**STATED TASK:** Reproduce each line of the records below word for word, omitting the pictures from your answer.

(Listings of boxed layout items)
^^^^^^^^

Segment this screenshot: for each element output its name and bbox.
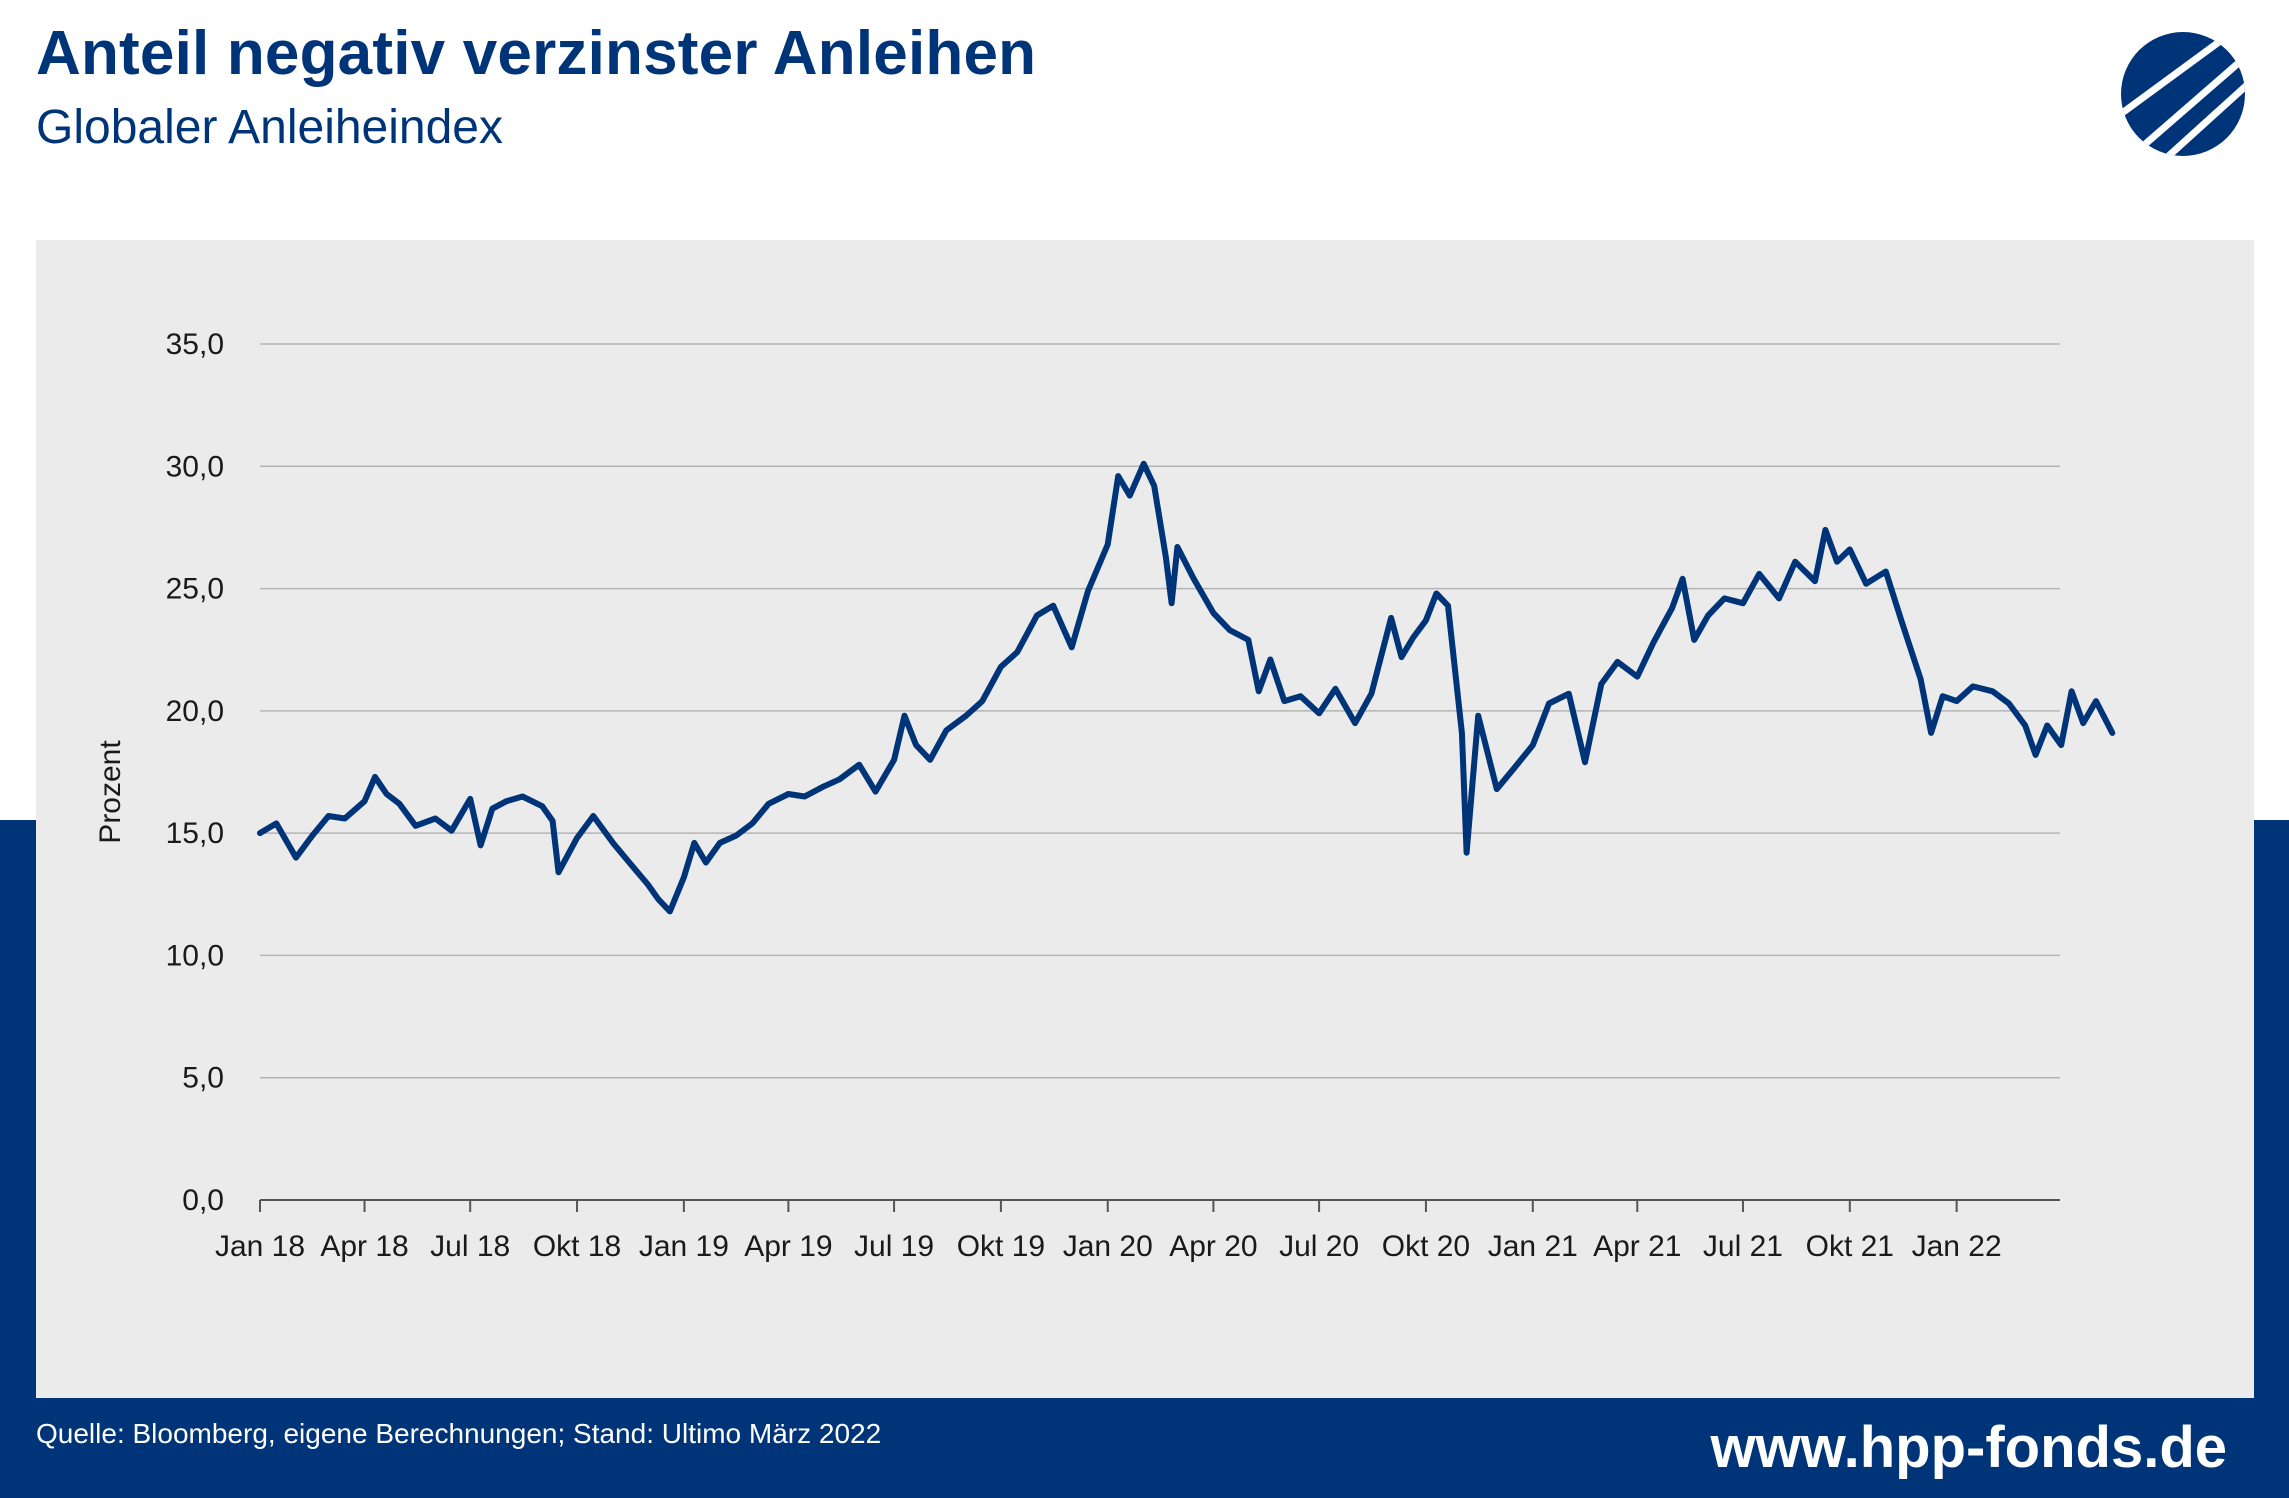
x-tick-label: Jan 20	[1063, 1230, 1153, 1263]
x-tick-label: Okt 21	[1806, 1230, 1894, 1263]
y-axis-label: Prozent	[94, 740, 127, 844]
x-tick-label: Jan 18	[215, 1230, 305, 1263]
chart-subtitle: Globaler Anleiheindex	[36, 101, 503, 154]
x-tick-label: Okt 18	[533, 1230, 621, 1263]
website-link[interactable]: www.hpp-fonds.de	[1710, 1415, 2227, 1480]
chart-panel: 0,0 5,0 10,0 15,0 20,0 25,0 30,0 35,0 Jan 18 Apr …	[36, 240, 2254, 1398]
x-tick-label: Jul 20	[1279, 1230, 1359, 1263]
x-tick-label: Okt 19	[957, 1230, 1045, 1263]
y-tick-label: 0,0	[182, 1184, 224, 1217]
y-tick-label: 25,0	[166, 573, 224, 606]
x-tick-label: Jan 22	[1912, 1230, 2002, 1263]
y-tick-label: 20,0	[166, 695, 224, 728]
chart-title: Anteil negativ verzinster Anleihen	[36, 19, 1037, 88]
y-tick-label: 5,0	[182, 1062, 224, 1095]
x-tick-label: Apr 21	[1593, 1230, 1681, 1263]
y-tick-label: 30,0	[166, 450, 224, 483]
x-tick-label: Jan 21	[1488, 1230, 1578, 1263]
x-tick-label: Apr 18	[320, 1230, 408, 1263]
series-line	[257, 460, 2116, 915]
y-tick-label: 10,0	[166, 939, 224, 972]
x-tick-label: Okt 20	[1382, 1230, 1470, 1263]
x-tick-label: Apr 19	[744, 1230, 832, 1263]
y-tick-label: 35,0	[166, 328, 224, 361]
x-tick-label: Jul 18	[430, 1230, 510, 1263]
x-tick-label: Jul 19	[854, 1230, 934, 1263]
y-tick-label: 15,0	[166, 817, 224, 850]
x-tick-label: Jan 19	[639, 1230, 729, 1263]
source-note: Quelle: Bloomberg, eigene Berechnungen; …	[36, 1418, 882, 1449]
line-chart: 0,0 5,0 10,0 15,0 20,0 25,0 30,0 35,0 Jan 18 Apr …	[94, 328, 2116, 1263]
hpp-logo-icon	[2121, 32, 2245, 156]
x-tick-label: Apr 20	[1169, 1230, 1257, 1263]
x-tick-label: Jul 21	[1703, 1230, 1783, 1263]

^^^^^^^^

**OUTPUT OF THE EXERCISE:**
Segment this screenshot: for each element output its name and bbox.
x-tick-label: Jan 20	[1063, 1230, 1153, 1263]
x-tick-label: Okt 21	[1806, 1230, 1894, 1263]
y-axis-label: Prozent	[94, 740, 127, 844]
x-tick-label: Jan 18	[215, 1230, 305, 1263]
chart-subtitle: Globaler Anleiheindex	[36, 101, 503, 154]
x-tick-label: Okt 18	[533, 1230, 621, 1263]
website-link[interactable]: www.hpp-fonds.de	[1710, 1415, 2227, 1480]
chart-panel: 0,0 5,0 10,0 15,0 20,0 25,0 30,0 35,0 Jan 18 Apr …	[36, 240, 2254, 1398]
x-tick-label: Jul 20	[1279, 1230, 1359, 1263]
x-tick-label: Okt 19	[957, 1230, 1045, 1263]
y-tick-label: 0,0	[182, 1184, 224, 1217]
y-tick-label: 25,0	[166, 573, 224, 606]
x-tick-label: Jan 22	[1912, 1230, 2002, 1263]
y-tick-label: 20,0	[166, 695, 224, 728]
chart-title: Anteil negativ verzinster Anleihen	[36, 19, 1037, 88]
y-tick-label: 5,0	[182, 1062, 224, 1095]
x-tick-label: Apr 21	[1593, 1230, 1681, 1263]
y-tick-label: 30,0	[166, 450, 224, 483]
x-tick-label: Jan 21	[1488, 1230, 1578, 1263]
x-tick-label: Apr 18	[320, 1230, 408, 1263]
series-line	[257, 460, 2116, 915]
y-tick-label: 10,0	[166, 939, 224, 972]
x-tick-label: Okt 20	[1382, 1230, 1470, 1263]
x-tick-label: Apr 19	[744, 1230, 832, 1263]
y-tick-label: 35,0	[166, 328, 224, 361]
x-tick-label: Jul 18	[430, 1230, 510, 1263]
x-tick-label: Jul 19	[854, 1230, 934, 1263]
y-tick-label: 15,0	[166, 817, 224, 850]
x-tick-label: Jan 19	[639, 1230, 729, 1263]
source-note: Quelle: Bloomberg, eigene Berechnungen; …	[36, 1418, 882, 1449]
line-chart: 0,0 5,0 10,0 15,0 20,0 25,0 30,0 35,0 Jan 18 Apr …	[94, 328, 2116, 1263]
hpp-logo-icon	[2121, 32, 2245, 156]
x-tick-label: Apr 20	[1169, 1230, 1257, 1263]
x-tick-label: Jul 21	[1703, 1230, 1783, 1263]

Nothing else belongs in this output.